Report each line of the data that includes the word "name".

┄┄┄┄┄┄

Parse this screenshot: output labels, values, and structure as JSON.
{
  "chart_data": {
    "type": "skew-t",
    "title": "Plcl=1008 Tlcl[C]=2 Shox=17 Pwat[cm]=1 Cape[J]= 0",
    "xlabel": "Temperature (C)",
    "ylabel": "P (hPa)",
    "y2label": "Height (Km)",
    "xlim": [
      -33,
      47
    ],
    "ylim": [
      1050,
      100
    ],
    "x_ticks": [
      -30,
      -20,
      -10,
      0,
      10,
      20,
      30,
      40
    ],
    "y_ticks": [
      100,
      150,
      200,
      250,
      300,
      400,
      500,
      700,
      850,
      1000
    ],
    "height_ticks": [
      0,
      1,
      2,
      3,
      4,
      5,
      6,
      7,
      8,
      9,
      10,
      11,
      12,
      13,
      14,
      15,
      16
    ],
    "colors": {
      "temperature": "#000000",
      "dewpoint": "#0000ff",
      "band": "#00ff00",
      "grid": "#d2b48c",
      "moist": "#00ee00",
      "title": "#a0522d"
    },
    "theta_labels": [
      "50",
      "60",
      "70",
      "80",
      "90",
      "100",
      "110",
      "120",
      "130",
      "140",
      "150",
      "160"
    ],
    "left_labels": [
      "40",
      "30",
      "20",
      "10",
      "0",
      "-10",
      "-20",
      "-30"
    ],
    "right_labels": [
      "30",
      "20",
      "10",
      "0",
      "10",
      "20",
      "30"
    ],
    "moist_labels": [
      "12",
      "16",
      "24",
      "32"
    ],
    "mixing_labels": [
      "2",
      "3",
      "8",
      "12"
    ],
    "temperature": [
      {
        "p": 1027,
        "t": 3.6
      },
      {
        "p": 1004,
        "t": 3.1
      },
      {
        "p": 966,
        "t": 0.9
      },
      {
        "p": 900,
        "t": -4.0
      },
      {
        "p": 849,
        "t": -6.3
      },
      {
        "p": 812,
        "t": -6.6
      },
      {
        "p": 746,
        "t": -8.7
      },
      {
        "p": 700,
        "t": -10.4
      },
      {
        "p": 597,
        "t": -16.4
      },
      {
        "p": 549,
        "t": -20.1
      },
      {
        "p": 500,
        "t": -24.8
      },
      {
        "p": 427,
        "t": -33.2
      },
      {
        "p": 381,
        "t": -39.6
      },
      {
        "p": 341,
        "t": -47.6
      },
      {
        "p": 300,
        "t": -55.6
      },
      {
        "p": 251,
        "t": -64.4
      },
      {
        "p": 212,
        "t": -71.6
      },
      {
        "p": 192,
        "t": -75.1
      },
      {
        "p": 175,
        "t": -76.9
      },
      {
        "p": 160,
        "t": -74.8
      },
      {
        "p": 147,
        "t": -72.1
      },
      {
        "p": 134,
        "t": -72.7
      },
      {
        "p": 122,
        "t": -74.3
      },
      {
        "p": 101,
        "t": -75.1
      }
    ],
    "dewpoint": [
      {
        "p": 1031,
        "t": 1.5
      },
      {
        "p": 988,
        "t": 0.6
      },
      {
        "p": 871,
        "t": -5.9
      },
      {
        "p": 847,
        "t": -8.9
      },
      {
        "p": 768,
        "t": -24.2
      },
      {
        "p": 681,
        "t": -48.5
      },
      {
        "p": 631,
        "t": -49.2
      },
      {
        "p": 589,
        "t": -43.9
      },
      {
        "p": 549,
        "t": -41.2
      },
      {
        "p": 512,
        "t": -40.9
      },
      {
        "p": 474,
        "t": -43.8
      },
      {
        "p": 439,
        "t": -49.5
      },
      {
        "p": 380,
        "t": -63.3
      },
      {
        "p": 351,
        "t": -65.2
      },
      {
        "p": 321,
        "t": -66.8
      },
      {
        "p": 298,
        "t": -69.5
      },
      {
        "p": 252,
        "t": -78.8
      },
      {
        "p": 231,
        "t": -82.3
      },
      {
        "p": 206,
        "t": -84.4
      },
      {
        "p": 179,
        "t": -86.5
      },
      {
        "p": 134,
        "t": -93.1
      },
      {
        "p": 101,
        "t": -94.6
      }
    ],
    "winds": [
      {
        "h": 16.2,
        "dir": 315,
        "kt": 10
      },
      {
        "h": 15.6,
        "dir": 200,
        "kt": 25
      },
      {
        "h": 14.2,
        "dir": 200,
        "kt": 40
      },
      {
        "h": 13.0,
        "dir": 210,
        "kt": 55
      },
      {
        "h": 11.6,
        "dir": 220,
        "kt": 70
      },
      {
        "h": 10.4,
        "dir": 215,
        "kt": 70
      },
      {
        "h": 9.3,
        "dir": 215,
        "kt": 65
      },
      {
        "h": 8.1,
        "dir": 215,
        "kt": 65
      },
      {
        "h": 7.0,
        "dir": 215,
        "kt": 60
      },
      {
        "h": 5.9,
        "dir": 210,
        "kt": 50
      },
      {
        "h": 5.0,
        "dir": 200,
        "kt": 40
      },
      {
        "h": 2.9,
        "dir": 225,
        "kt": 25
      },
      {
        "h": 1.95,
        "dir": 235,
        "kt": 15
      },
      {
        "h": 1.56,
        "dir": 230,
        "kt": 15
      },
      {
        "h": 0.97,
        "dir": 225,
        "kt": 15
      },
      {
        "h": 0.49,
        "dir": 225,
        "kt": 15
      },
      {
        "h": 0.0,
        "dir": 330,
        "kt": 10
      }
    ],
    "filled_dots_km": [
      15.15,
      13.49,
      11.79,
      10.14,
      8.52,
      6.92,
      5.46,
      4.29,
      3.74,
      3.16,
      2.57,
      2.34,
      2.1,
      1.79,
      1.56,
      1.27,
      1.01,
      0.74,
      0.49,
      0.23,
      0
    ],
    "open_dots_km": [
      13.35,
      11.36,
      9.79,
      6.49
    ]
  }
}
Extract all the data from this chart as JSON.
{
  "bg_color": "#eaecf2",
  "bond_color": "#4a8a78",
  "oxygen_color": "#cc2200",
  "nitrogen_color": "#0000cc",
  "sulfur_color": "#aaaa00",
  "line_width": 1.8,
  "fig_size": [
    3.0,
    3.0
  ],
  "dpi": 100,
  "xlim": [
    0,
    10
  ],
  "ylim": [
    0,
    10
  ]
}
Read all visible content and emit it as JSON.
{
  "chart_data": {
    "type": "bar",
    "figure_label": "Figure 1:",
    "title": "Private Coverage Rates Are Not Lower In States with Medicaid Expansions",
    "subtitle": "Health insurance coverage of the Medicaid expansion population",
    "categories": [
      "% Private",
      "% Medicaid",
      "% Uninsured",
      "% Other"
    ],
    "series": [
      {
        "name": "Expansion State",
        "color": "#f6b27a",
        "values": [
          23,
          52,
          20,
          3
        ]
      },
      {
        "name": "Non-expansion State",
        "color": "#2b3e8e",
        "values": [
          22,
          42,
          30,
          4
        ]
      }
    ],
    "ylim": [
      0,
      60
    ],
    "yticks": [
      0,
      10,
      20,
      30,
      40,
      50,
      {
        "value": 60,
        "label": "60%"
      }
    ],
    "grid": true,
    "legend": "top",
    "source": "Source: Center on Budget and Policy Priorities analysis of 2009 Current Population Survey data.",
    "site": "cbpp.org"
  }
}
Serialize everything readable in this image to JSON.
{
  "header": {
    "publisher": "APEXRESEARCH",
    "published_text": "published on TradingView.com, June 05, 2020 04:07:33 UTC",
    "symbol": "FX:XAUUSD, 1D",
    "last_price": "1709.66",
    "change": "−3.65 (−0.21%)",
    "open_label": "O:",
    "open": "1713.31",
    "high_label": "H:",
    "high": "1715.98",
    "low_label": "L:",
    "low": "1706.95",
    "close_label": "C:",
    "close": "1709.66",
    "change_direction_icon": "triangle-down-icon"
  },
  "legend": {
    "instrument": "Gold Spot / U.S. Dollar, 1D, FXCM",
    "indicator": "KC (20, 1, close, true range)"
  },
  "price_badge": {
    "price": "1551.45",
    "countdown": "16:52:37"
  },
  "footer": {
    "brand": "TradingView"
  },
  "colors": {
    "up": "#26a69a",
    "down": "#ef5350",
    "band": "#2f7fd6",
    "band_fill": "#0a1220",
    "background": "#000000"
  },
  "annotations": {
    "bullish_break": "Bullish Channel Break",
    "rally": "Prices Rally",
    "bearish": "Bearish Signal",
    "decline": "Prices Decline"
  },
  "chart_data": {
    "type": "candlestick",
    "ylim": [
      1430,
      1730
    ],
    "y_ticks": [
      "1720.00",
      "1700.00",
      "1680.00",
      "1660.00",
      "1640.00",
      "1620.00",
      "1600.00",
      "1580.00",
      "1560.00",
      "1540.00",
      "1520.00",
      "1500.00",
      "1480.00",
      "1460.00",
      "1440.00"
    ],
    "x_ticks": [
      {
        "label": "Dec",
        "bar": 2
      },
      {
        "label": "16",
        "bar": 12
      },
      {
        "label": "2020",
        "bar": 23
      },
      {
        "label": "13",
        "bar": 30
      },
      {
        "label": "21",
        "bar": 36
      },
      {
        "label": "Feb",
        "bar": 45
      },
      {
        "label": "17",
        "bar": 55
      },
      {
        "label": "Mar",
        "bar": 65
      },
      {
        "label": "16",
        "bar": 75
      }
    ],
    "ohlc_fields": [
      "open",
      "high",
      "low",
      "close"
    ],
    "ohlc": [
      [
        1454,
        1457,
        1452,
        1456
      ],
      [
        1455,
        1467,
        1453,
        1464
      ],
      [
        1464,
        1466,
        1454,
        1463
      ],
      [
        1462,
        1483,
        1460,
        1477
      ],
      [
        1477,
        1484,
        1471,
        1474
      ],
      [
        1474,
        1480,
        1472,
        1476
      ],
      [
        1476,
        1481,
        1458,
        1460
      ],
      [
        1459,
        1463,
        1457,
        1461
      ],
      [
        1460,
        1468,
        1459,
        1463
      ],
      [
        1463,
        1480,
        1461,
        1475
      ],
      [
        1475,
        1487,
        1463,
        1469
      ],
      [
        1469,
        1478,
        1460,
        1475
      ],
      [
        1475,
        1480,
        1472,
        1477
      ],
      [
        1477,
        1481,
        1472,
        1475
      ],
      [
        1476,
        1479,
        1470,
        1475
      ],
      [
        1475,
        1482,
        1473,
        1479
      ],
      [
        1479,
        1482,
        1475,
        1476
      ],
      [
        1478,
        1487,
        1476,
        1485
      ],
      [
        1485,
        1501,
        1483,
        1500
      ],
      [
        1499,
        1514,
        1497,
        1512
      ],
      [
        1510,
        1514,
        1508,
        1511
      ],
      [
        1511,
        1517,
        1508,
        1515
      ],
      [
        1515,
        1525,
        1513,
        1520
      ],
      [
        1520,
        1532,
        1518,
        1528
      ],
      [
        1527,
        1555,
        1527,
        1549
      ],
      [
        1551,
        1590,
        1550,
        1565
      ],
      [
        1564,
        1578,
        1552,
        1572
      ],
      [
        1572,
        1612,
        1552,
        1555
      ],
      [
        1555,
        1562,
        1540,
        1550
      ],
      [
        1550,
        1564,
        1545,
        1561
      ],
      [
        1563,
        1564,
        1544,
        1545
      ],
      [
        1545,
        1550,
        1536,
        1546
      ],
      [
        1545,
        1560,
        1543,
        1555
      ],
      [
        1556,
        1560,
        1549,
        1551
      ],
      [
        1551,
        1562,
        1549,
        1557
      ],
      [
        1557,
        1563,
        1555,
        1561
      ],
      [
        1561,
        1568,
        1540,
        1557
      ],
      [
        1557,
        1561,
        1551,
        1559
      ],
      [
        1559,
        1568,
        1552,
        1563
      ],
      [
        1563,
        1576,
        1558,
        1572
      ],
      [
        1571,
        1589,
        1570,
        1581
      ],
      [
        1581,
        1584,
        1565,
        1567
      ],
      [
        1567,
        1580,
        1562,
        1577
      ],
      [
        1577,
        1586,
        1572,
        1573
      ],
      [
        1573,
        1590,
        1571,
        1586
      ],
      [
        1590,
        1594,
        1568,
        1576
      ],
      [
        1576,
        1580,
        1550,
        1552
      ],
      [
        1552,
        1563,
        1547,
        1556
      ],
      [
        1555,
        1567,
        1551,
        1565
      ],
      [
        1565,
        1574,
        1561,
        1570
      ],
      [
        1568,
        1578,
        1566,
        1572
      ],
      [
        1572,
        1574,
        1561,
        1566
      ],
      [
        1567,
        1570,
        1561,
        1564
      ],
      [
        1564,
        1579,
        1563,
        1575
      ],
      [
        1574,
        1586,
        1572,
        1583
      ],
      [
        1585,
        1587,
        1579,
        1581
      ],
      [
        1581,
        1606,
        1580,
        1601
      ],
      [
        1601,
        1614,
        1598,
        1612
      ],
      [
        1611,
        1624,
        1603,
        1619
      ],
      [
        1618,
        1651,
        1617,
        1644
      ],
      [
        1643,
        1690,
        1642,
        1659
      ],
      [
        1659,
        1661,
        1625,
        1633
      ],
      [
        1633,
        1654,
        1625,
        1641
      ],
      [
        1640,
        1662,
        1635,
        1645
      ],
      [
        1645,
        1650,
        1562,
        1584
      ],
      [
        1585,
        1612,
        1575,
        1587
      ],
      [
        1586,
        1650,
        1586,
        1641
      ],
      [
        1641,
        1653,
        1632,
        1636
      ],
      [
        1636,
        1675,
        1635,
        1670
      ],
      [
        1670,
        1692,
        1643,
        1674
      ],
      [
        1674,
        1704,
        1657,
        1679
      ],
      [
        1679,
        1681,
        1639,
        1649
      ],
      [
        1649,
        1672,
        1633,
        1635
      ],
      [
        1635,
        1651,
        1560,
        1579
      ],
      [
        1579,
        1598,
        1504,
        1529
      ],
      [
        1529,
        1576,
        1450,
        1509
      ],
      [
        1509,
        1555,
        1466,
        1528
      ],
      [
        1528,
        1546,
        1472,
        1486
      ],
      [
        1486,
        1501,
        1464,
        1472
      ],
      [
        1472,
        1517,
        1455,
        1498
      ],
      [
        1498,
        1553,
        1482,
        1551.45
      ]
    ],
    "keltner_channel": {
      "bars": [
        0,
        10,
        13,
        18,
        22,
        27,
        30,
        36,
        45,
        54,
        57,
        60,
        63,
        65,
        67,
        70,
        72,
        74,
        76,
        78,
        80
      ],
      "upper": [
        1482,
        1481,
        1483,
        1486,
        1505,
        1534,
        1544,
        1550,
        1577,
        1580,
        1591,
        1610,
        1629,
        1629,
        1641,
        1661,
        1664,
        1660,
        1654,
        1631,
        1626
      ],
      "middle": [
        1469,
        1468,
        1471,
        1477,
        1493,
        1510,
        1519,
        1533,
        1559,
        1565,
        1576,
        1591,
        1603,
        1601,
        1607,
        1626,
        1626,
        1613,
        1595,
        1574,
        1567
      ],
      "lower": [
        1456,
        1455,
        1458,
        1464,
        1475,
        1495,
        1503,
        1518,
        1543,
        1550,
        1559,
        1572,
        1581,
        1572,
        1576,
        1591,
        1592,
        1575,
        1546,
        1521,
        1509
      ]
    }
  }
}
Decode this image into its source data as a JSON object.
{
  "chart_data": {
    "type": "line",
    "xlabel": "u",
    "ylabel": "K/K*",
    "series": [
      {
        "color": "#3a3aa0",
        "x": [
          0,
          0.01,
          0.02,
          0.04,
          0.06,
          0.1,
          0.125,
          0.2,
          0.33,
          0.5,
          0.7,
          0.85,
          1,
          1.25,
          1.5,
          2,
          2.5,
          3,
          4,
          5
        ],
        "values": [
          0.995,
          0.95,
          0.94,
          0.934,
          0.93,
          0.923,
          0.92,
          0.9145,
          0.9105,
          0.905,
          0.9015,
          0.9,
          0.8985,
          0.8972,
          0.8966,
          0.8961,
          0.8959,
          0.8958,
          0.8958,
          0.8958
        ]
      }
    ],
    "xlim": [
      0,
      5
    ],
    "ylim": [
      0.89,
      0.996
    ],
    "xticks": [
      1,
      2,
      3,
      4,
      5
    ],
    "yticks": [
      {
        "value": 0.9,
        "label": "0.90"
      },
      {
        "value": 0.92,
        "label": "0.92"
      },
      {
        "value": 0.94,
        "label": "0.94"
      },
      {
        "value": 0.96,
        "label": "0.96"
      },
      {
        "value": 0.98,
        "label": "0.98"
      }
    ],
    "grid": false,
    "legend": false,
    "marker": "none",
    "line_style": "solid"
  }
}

┄┄┄┄┄┄

◆ Result for this task
        "name": "Expansion State",
        "name": "Non-expansion State",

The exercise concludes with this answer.